| Aim |
Select all lines with the string "icon" in them, and copy those lines.

| Supplied data |
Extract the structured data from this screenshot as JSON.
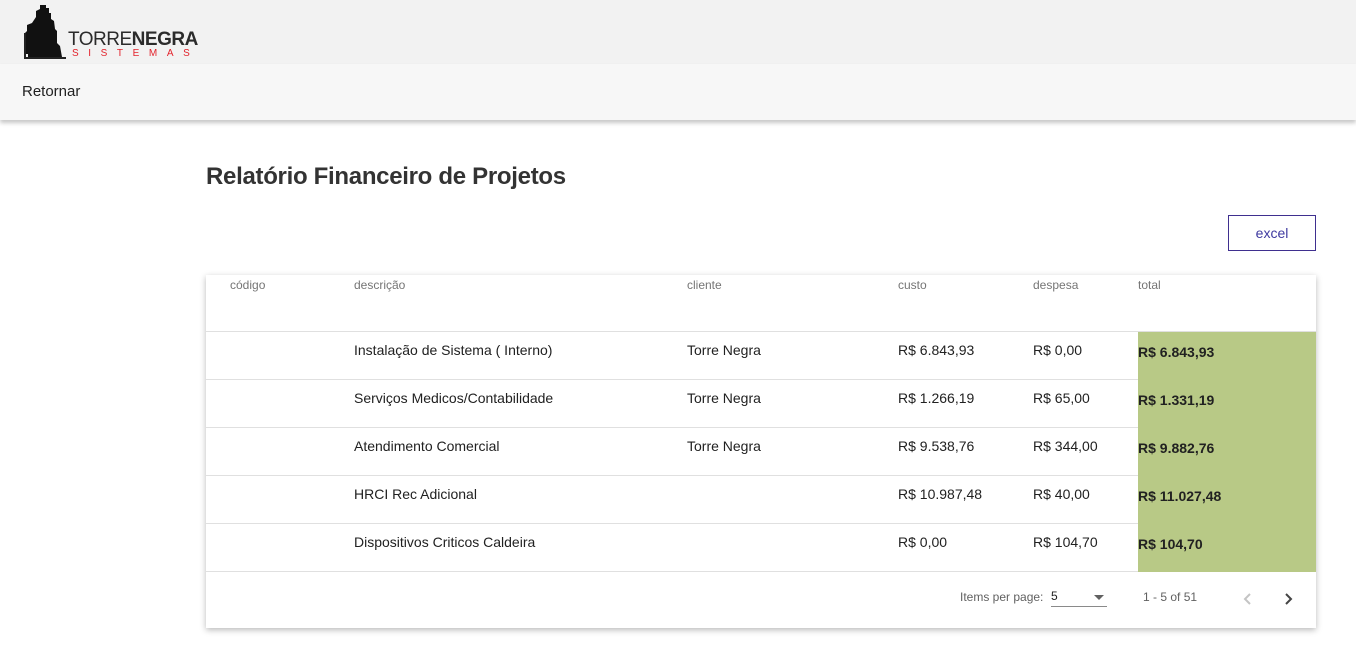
{
  "brand": {
    "word_thin": "TORRE",
    "word_bold": "NEGRA",
    "subtitle": "SISTEMAS",
    "accent_color": "#e3222b"
  },
  "nav": {
    "back_label": "Retornar"
  },
  "page": {
    "title": "Relatório Financeiro de Projetos"
  },
  "actions": {
    "excel_label": "excel"
  },
  "table": {
    "columns": {
      "code": "código",
      "description": "descrição",
      "client": "cliente",
      "cost": "custo",
      "expense": "despesa",
      "total": "total"
    },
    "rows": [
      {
        "code": "",
        "description": "Instalação de Sistema ( Interno)",
        "client": "Torre Negra",
        "cost": "R$ 6.843,93",
        "expense": "R$ 0,00",
        "total": "R$ 6.843,93"
      },
      {
        "code": "",
        "description": "Serviços Medicos/Contabilidade",
        "client": "Torre Negra",
        "cost": "R$ 1.266,19",
        "expense": "R$ 65,00",
        "total": "R$ 1.331,19"
      },
      {
        "code": "",
        "description": "Atendimento Comercial",
        "client": "Torre Negra",
        "cost": "R$ 9.538,76",
        "expense": "R$ 344,00",
        "total": "R$ 9.882,76"
      },
      {
        "code": "",
        "description": "HRCI Rec Adicional",
        "client": "",
        "cost": "R$ 10.987,48",
        "expense": "R$ 40,00",
        "total": "R$ 11.027,48"
      },
      {
        "code": "",
        "description": "Dispositivos Criticos Caldeira",
        "client": "",
        "cost": "R$ 0,00",
        "expense": "R$ 104,70",
        "total": "R$ 104,70"
      }
    ],
    "total_highlight_color": "#b8c986"
  },
  "paginator": {
    "items_per_page_label": "Items per page:",
    "page_size": "5",
    "range_label": "1 - 5 of 51",
    "prev_icon": "chevron-left-icon",
    "next_icon": "chevron-right-icon"
  }
}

| Response for this exercise |
    "prev_icon": "chevron-left-icon",
    "next_icon": "chevron-right-icon"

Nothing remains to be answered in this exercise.